INSTRUCTION: Exactly the lines from the line holding "Convert this chart to structured JSON data." to the line holding "Decode this chart: output", both lines included, are to be echoed; pictures are not.

ENTRIES SHOWN:
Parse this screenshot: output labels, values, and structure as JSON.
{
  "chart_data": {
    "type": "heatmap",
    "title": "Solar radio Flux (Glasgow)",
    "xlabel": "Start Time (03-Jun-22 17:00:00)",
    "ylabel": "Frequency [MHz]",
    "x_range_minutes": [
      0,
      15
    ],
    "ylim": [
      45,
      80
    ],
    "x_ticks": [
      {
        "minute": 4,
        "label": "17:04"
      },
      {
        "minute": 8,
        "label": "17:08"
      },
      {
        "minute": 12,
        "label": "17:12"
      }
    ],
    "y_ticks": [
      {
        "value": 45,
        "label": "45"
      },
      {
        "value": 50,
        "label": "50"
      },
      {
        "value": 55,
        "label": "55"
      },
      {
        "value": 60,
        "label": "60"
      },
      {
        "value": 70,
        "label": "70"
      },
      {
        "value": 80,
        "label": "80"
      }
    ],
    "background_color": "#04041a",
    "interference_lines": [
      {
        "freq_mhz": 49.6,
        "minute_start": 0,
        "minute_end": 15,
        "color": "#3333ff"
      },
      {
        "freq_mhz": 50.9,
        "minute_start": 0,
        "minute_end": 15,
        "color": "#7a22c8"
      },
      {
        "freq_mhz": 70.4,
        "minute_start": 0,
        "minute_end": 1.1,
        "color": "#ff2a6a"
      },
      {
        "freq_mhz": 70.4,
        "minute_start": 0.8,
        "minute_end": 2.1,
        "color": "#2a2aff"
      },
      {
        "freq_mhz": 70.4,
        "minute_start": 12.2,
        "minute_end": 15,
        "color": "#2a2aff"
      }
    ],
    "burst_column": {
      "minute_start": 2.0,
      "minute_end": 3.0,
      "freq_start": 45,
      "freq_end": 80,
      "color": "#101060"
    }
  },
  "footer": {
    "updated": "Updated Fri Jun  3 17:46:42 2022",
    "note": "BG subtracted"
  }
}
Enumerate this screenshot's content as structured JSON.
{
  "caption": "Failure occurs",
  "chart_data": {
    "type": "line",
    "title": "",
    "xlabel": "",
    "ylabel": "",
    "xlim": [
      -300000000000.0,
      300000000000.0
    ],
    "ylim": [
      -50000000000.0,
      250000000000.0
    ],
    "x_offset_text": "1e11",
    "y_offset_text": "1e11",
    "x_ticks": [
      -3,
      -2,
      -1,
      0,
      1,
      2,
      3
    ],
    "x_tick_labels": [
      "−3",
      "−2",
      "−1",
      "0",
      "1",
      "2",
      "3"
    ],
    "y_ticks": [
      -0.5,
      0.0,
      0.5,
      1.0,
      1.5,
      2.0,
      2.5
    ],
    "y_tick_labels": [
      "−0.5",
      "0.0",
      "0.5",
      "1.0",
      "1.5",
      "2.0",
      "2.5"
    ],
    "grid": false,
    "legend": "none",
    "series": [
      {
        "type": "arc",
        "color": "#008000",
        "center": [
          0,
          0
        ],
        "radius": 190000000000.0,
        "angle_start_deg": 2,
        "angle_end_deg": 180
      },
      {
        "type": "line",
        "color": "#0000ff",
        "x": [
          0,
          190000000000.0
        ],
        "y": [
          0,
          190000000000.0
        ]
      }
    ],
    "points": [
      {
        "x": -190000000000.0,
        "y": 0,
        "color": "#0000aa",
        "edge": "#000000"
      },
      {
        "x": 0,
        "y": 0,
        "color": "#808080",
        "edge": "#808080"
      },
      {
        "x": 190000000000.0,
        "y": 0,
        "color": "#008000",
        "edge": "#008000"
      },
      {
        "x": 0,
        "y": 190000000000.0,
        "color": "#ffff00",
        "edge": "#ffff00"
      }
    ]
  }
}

* * *

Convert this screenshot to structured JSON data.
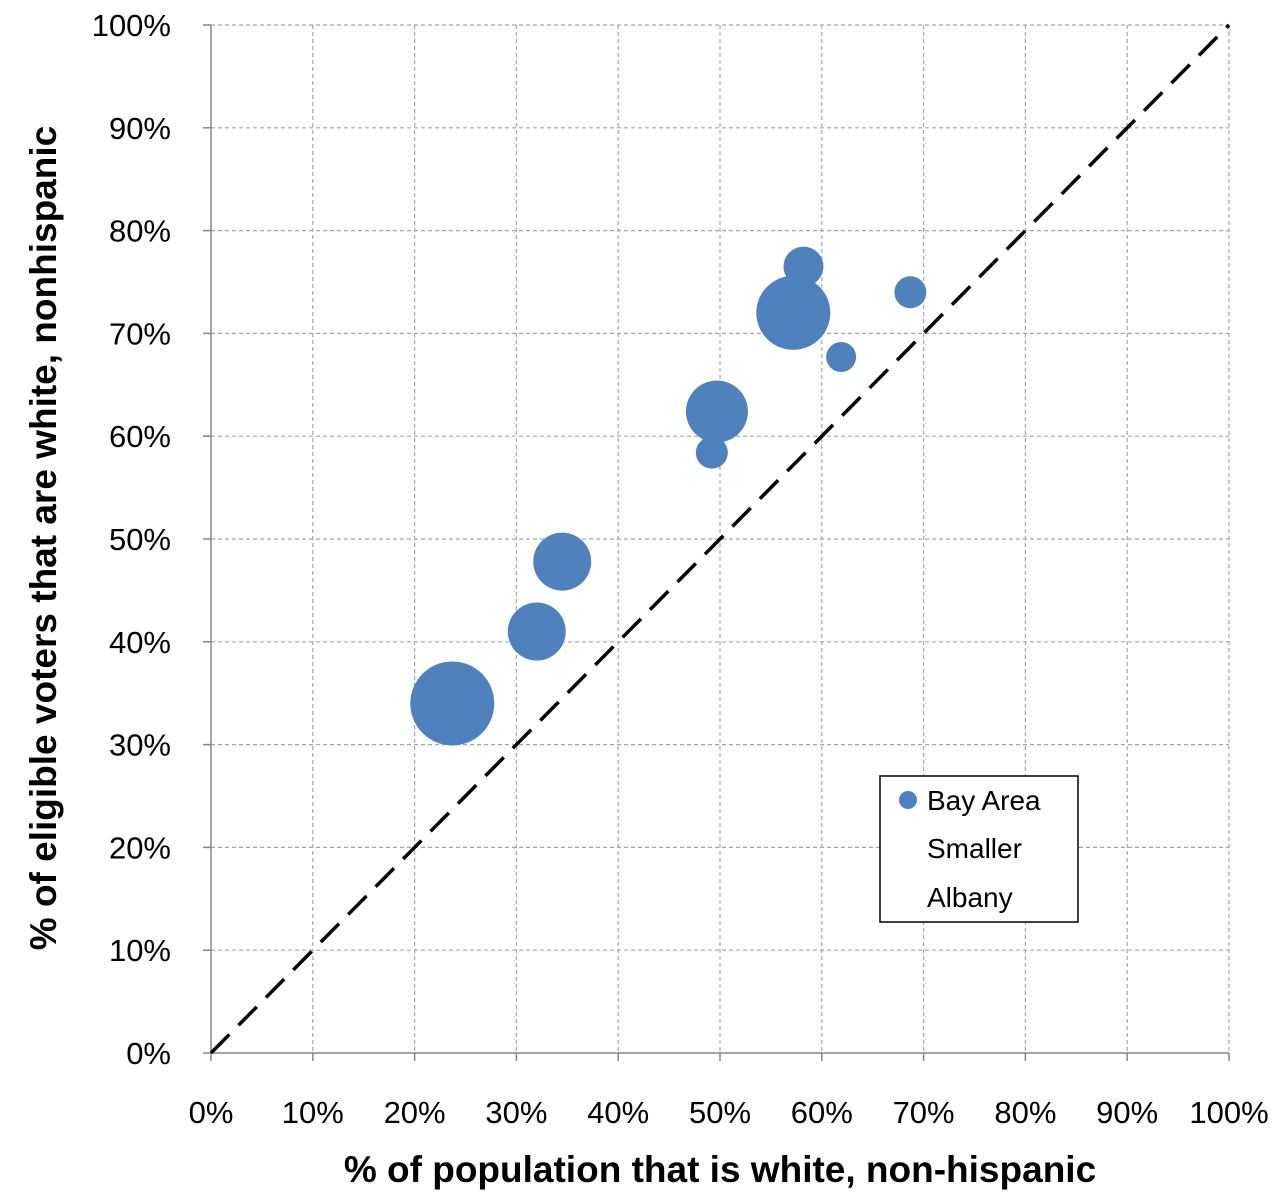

* * *

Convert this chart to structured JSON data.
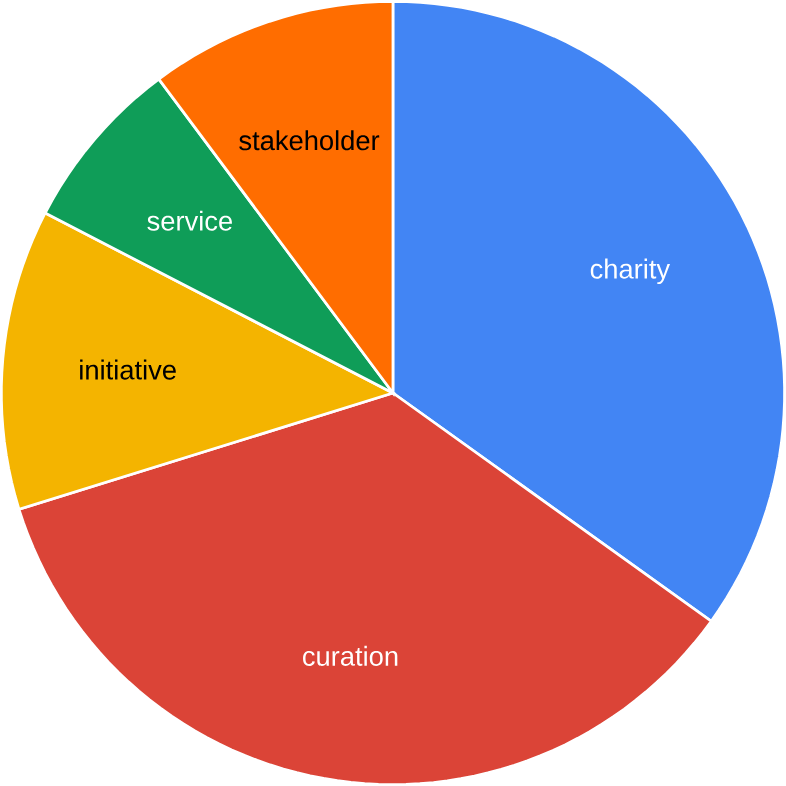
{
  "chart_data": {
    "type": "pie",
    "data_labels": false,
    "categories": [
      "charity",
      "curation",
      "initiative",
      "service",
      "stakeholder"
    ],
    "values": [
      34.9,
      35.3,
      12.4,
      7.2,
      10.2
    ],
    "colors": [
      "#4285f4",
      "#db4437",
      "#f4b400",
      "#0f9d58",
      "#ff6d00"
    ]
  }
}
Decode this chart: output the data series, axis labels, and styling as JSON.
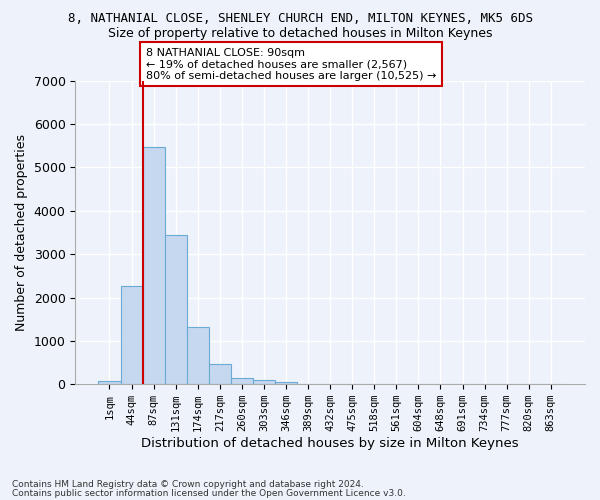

ANSWER:
Convert this chart to structured JSON data.
{
  "chart_data": {
    "type": "pie",
    "data_labels": false,
    "categories": [
      "charity",
      "curation",
      "initiative",
      "service",
      "stakeholder"
    ],
    "values": [
      34.9,
      35.3,
      12.4,
      7.2,
      10.2
    ],
    "colors": [
      "#4285f4",
      "#db4437",
      "#f4b400",
      "#0f9d58",
      "#ff6d00"
    ]
  }
}
Decode this chart: output the data series, axis labels, and styling as JSON.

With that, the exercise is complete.